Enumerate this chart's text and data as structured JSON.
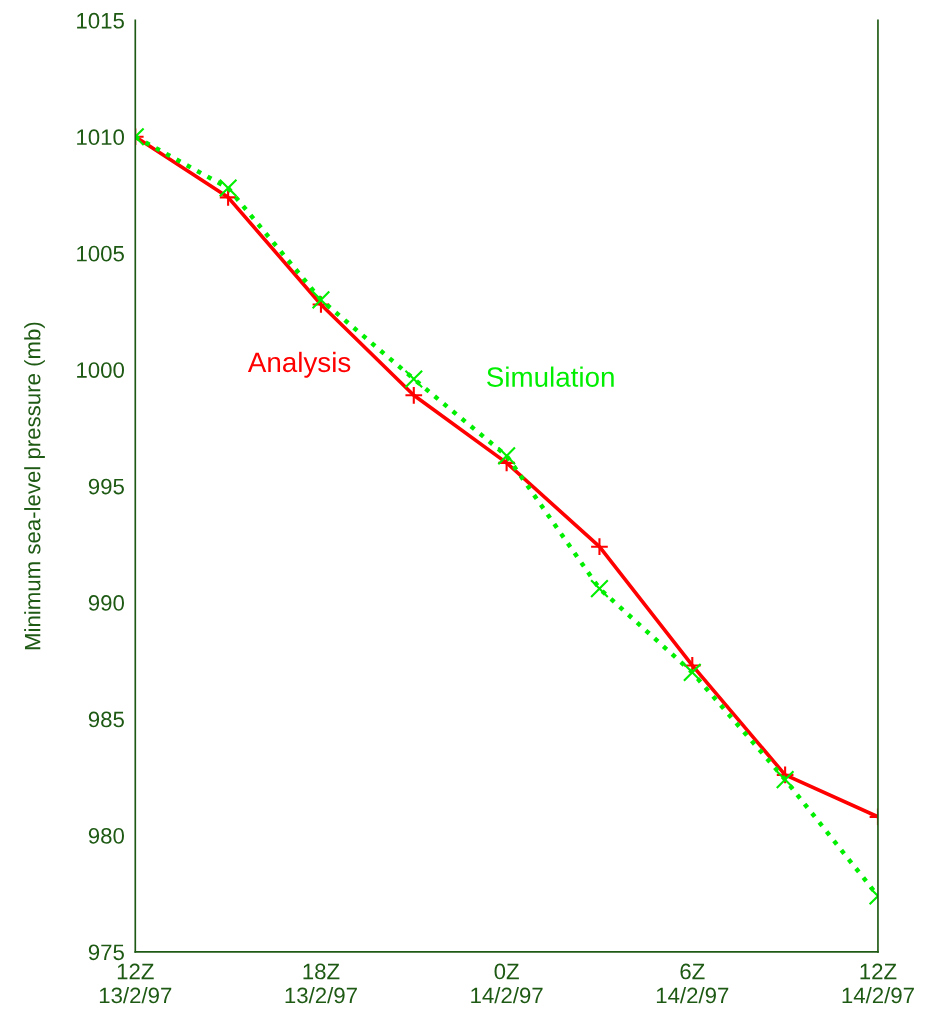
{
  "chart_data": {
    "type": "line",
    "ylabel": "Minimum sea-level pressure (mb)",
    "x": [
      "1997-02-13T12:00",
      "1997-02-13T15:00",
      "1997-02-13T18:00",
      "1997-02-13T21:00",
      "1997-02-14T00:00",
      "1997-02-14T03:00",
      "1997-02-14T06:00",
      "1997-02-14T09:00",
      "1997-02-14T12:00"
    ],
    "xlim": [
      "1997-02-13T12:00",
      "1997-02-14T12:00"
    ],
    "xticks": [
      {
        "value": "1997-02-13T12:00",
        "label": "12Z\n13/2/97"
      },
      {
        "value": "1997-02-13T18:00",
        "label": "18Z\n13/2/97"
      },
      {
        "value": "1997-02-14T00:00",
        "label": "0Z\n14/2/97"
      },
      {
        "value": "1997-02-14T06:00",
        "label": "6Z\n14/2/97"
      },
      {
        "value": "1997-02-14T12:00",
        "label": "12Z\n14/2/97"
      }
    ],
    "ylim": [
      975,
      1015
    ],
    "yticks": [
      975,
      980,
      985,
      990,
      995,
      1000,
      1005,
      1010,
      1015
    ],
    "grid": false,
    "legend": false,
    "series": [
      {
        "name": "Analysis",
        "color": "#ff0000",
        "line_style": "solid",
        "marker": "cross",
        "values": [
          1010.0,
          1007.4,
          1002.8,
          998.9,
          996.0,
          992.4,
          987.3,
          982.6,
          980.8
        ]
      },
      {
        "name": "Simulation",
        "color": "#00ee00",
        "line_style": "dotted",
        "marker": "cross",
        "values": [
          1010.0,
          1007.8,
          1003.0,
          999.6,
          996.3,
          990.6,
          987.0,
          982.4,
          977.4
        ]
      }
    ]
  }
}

---

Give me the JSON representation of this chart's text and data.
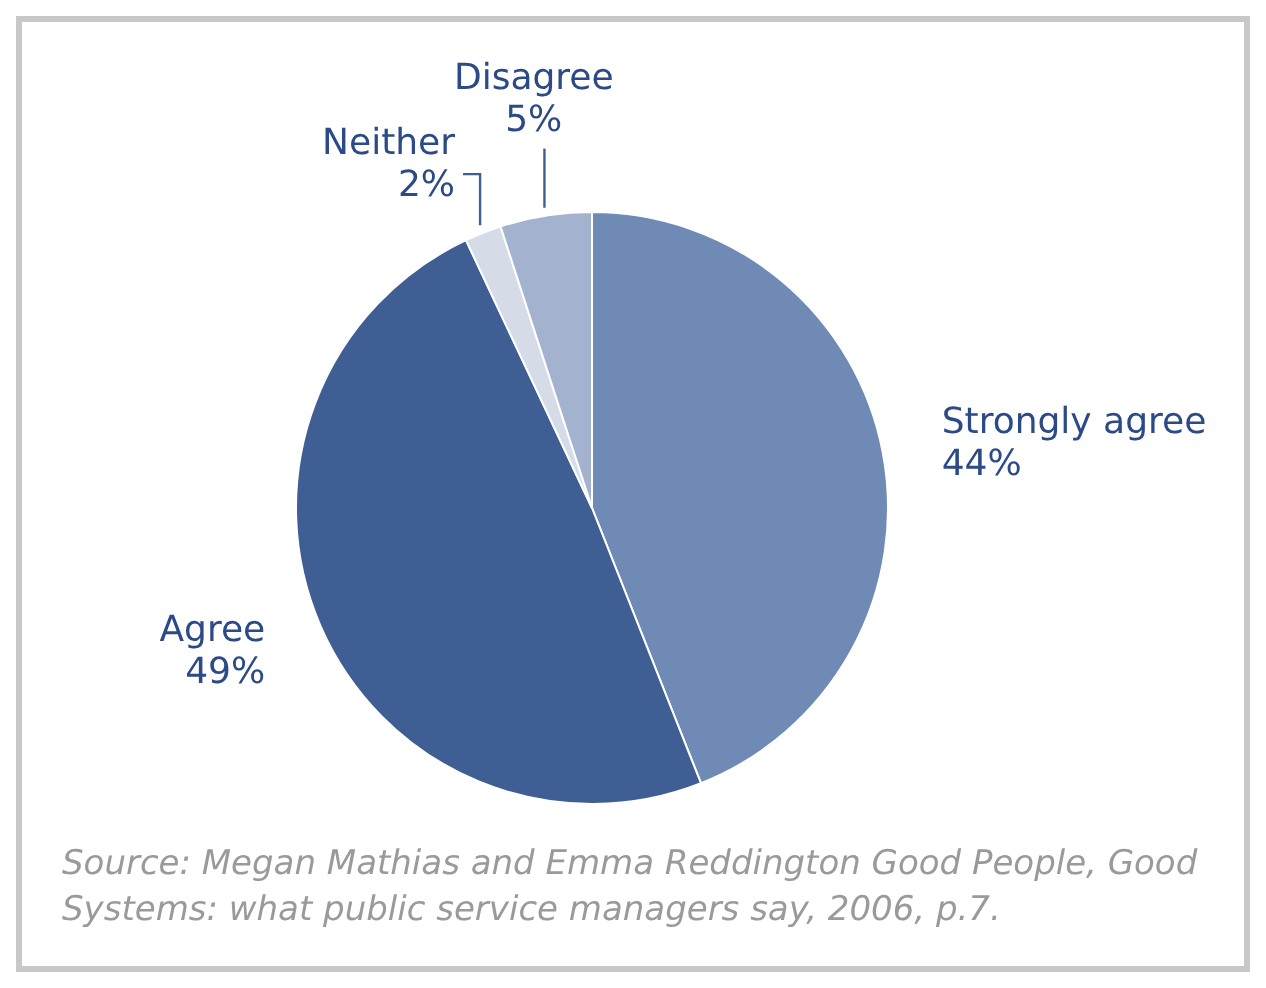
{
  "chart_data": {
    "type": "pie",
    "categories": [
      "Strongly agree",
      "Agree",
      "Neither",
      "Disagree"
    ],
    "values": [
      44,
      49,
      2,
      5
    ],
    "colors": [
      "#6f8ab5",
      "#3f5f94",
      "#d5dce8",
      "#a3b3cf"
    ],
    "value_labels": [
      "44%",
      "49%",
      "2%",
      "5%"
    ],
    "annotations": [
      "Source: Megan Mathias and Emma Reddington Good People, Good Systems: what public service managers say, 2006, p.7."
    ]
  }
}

---

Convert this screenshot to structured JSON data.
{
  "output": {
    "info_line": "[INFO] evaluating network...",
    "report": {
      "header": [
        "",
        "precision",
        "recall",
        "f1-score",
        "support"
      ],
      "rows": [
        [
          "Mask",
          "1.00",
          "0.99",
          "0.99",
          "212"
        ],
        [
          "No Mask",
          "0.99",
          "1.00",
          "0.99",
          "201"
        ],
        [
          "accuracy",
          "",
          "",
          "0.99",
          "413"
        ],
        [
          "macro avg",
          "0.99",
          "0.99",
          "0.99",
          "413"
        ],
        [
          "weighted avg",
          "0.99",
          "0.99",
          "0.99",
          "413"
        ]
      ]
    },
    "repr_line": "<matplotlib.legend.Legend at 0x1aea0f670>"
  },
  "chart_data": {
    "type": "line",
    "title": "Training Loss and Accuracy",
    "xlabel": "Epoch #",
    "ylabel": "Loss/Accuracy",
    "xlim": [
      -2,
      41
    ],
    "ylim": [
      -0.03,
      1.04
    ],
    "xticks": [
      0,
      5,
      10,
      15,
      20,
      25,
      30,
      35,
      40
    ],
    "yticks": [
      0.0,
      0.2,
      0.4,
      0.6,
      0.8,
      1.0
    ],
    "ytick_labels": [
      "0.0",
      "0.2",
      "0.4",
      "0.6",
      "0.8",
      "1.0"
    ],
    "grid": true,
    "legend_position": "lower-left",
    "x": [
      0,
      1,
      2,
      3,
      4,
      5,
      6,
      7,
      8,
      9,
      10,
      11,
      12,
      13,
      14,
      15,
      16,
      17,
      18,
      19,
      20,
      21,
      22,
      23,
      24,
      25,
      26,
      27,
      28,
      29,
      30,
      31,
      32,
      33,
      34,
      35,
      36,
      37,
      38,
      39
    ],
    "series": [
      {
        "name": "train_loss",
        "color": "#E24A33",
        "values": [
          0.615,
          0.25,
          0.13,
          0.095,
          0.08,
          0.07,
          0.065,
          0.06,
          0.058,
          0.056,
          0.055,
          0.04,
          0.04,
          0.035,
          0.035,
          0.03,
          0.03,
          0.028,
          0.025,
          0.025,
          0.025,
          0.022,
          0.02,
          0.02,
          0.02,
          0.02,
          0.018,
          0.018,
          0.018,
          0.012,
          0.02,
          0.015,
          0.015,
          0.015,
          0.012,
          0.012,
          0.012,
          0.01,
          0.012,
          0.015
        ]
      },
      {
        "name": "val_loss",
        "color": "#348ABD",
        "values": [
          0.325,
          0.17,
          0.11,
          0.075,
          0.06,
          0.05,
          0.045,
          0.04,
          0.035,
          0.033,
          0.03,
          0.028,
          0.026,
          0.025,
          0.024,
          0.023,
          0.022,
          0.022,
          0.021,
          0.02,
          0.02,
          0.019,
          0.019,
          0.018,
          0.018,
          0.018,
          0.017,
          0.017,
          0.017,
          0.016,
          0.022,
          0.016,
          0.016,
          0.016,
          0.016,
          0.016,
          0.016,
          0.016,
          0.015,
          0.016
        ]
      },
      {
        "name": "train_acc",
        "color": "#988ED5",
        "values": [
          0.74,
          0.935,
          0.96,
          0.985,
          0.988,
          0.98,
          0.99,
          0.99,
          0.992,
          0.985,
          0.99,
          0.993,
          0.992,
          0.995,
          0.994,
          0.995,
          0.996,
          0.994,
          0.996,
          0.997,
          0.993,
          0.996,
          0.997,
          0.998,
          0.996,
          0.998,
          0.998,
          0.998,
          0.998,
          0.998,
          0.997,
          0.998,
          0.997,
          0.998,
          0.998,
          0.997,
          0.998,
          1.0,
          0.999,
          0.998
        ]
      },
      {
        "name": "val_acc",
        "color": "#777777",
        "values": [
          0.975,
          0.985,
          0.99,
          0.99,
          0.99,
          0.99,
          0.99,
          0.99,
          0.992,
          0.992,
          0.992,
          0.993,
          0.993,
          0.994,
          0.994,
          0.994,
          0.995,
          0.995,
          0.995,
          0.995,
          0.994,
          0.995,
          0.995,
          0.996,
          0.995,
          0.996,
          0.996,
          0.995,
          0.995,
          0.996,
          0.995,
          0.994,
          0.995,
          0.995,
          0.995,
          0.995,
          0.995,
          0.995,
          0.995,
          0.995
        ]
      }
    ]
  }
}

**STATED GOAL**
Take every line above carrying "structured" and return it.

**SOLUTION TO THIS TASK**
Enumerate this chart's text and data as structured JSON.
Convert this screenshot to structured JSON data.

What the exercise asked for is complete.